• TASK STATEMENT: Show each line that has the string "Output" in it.

Dataset listings of figures
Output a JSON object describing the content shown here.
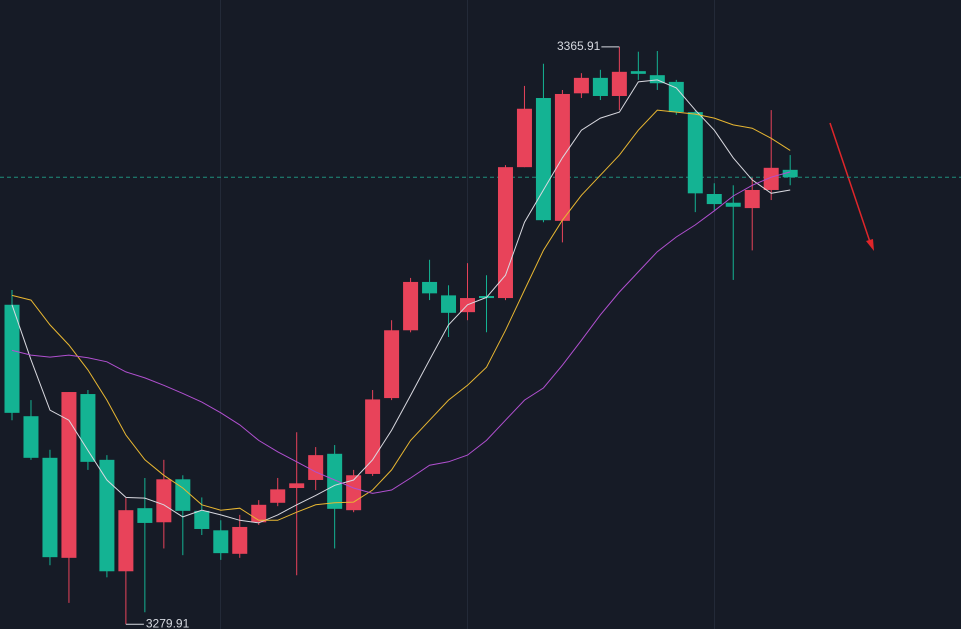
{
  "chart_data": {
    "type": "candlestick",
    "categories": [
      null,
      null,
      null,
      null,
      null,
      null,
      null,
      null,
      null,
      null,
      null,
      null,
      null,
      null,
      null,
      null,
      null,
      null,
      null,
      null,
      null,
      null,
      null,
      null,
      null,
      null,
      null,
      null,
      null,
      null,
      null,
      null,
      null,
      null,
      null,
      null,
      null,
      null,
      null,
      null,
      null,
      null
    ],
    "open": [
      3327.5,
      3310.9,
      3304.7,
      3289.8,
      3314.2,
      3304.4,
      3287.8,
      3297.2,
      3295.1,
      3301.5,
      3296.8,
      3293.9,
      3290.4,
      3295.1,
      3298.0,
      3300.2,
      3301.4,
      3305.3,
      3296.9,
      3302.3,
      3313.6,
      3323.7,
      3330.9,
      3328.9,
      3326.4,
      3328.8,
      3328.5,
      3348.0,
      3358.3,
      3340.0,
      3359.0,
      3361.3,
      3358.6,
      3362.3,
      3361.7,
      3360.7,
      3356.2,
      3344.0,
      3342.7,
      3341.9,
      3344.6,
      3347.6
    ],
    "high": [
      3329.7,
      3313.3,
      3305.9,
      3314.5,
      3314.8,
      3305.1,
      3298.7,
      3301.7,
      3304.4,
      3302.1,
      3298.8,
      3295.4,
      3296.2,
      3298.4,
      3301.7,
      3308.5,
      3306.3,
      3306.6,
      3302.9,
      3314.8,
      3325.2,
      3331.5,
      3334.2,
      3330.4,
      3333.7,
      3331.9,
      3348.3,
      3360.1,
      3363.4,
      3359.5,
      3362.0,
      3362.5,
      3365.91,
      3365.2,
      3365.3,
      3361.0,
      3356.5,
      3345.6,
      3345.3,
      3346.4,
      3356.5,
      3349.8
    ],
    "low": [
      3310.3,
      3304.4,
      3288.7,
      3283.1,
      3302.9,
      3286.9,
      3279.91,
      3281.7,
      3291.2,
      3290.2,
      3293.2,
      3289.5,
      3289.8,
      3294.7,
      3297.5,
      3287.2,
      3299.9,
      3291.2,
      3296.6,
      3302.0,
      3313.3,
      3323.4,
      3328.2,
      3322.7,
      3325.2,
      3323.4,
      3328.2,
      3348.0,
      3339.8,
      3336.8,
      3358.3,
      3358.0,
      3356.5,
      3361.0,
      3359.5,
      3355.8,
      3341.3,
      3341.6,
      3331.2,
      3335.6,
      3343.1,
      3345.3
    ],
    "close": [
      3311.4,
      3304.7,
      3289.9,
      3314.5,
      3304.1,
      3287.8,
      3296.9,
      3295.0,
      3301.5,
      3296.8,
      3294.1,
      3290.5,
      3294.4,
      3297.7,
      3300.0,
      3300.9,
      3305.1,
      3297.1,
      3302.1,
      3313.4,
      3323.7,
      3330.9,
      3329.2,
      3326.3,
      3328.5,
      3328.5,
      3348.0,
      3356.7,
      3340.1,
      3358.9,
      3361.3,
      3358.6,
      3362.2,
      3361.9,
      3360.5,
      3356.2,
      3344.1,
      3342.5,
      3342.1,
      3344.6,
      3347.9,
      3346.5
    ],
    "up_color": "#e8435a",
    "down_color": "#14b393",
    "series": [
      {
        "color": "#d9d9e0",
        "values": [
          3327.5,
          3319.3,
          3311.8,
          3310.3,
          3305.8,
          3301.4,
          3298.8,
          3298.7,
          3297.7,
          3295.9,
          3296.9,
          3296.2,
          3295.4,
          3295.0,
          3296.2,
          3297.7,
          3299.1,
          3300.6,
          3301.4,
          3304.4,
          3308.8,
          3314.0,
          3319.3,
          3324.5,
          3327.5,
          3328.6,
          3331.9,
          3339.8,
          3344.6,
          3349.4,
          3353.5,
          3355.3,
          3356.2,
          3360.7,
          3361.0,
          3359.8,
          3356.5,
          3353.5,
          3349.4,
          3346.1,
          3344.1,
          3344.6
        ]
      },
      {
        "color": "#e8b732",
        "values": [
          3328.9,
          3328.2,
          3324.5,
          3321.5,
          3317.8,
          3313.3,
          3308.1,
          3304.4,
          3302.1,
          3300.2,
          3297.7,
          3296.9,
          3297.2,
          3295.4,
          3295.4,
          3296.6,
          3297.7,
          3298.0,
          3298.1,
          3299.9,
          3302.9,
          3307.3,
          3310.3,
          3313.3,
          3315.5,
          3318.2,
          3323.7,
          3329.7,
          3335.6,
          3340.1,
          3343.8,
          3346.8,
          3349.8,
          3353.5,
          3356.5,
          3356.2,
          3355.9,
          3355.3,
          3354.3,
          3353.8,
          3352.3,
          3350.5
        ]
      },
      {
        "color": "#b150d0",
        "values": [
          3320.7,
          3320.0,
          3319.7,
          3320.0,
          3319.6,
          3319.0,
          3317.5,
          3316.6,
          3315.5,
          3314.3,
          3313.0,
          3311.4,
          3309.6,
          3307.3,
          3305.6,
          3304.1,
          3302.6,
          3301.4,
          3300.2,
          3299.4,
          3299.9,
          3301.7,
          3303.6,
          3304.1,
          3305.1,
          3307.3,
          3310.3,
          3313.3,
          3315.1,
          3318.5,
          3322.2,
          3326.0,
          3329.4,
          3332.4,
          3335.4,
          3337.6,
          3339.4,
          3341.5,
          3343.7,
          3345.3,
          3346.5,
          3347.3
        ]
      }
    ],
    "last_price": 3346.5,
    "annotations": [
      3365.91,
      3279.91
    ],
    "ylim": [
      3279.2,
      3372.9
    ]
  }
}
--
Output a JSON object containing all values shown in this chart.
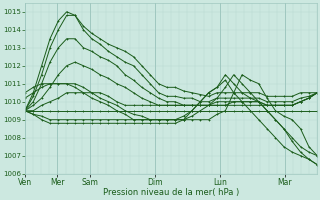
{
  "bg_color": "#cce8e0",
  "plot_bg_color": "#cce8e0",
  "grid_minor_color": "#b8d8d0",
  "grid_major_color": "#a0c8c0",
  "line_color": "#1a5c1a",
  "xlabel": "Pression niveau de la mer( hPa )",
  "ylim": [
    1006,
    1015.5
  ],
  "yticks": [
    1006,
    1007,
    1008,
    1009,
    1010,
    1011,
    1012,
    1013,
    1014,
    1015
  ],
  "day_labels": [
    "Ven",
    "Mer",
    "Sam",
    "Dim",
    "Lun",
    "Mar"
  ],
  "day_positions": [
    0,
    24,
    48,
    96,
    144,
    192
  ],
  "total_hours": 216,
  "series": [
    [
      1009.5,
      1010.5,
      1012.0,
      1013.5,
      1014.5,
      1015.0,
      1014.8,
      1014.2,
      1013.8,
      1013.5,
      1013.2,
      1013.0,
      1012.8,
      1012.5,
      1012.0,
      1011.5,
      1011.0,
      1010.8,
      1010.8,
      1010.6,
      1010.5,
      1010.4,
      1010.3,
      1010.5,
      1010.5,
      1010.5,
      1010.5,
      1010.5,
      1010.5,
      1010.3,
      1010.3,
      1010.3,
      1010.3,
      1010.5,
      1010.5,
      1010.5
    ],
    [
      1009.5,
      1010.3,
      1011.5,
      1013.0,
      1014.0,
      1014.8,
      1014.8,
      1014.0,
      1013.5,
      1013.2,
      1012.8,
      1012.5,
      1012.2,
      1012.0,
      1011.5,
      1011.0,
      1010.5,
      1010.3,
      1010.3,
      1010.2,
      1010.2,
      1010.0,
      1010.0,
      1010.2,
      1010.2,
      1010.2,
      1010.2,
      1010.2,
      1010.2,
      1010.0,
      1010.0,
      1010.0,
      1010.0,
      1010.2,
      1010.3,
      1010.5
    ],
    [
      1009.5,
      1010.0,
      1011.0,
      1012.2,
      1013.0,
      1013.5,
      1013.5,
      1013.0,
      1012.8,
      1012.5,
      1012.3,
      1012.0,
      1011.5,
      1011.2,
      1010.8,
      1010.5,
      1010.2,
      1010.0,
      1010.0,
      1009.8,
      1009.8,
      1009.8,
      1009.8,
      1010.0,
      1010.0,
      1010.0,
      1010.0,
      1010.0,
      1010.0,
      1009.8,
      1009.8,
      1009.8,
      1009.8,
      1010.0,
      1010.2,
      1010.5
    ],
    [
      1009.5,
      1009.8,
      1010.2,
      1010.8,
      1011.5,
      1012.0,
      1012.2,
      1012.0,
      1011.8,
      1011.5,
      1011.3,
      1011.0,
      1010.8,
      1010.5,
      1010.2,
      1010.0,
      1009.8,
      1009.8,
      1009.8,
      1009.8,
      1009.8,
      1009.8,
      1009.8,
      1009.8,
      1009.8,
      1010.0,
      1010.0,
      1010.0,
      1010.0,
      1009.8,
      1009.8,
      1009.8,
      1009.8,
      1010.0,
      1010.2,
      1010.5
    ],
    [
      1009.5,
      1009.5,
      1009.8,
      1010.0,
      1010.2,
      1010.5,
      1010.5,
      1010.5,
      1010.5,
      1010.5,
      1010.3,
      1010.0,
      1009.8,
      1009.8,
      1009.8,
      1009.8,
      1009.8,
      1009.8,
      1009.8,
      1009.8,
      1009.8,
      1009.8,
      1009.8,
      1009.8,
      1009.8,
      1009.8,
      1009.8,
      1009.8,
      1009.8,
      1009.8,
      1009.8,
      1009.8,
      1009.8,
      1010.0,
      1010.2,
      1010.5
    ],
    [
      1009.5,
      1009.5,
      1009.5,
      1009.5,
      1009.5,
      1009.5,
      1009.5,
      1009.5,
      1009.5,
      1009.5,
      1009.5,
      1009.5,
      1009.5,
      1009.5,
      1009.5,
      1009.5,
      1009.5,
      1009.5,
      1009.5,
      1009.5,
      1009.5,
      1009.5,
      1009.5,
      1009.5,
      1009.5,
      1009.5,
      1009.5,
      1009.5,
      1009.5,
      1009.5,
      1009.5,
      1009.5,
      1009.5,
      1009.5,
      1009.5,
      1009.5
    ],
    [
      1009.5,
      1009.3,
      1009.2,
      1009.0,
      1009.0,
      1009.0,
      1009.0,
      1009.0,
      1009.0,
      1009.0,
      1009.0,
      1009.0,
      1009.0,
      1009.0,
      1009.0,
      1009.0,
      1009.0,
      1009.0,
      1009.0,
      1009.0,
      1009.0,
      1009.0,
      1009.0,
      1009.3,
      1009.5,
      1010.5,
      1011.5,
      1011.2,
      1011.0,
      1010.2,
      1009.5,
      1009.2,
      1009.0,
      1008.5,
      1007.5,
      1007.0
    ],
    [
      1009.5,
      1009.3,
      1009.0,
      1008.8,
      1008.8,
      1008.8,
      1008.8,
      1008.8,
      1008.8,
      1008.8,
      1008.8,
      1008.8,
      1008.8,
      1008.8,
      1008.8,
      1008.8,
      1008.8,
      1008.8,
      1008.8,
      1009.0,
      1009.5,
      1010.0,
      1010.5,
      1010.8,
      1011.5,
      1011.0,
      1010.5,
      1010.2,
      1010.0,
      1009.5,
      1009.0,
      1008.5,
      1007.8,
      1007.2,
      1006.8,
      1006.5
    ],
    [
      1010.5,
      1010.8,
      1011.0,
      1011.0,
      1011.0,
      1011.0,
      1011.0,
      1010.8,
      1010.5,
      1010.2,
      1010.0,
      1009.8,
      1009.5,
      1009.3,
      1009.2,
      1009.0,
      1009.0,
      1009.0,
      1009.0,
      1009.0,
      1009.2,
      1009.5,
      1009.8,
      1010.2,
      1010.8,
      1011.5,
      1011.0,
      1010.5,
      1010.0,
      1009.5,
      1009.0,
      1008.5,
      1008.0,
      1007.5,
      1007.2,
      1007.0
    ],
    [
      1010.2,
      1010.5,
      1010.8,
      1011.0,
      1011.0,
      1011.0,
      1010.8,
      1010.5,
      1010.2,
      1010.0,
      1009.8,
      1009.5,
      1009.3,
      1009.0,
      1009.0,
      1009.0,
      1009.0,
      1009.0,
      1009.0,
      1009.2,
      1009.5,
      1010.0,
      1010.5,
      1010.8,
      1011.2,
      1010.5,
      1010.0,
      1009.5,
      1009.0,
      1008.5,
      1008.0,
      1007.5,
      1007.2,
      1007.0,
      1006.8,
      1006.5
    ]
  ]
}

• SOLUTION TO THIS PROBLEM:
Output a JSON object describing the content shown here.
Output a JSON object containing all values shown in this chart.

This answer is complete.